Work to complete:
Identify the lines that contain the word "Finish", then copy them.

──────────────────────────────

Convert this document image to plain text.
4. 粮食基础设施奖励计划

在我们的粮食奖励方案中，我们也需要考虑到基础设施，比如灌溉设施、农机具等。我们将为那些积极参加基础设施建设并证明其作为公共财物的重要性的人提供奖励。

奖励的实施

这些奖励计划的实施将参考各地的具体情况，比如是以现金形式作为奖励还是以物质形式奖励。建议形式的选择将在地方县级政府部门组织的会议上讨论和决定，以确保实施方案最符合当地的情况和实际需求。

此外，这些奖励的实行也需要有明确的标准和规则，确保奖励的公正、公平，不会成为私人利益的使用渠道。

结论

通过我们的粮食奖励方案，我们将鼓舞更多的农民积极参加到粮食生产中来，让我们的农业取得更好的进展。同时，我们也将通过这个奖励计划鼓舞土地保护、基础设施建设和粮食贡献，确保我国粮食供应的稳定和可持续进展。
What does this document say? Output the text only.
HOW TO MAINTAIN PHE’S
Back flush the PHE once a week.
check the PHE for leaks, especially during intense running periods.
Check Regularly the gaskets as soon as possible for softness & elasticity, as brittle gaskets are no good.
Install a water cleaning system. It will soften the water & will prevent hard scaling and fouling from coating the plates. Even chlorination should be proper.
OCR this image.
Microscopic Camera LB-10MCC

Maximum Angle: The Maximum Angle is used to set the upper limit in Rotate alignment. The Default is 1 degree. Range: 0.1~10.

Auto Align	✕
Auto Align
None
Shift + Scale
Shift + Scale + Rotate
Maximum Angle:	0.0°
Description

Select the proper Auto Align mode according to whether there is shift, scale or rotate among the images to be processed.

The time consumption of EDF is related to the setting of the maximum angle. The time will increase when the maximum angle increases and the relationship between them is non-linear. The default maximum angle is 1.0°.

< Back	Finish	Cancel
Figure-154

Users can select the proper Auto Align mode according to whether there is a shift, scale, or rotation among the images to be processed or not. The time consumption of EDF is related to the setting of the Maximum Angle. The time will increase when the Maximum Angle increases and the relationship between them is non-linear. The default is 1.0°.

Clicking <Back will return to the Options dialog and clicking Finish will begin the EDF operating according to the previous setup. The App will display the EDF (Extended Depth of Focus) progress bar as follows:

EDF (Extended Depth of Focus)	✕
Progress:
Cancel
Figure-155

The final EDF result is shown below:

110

──────────────────────────────

Output for this task:
< Back	Finish	Cancel
Clicking <Back will return to the Options dialog and clicking Finish will begin the EDF operating according to the previous setup. The App will display the EDF (Extended Depth of Focus) progress bar as follows:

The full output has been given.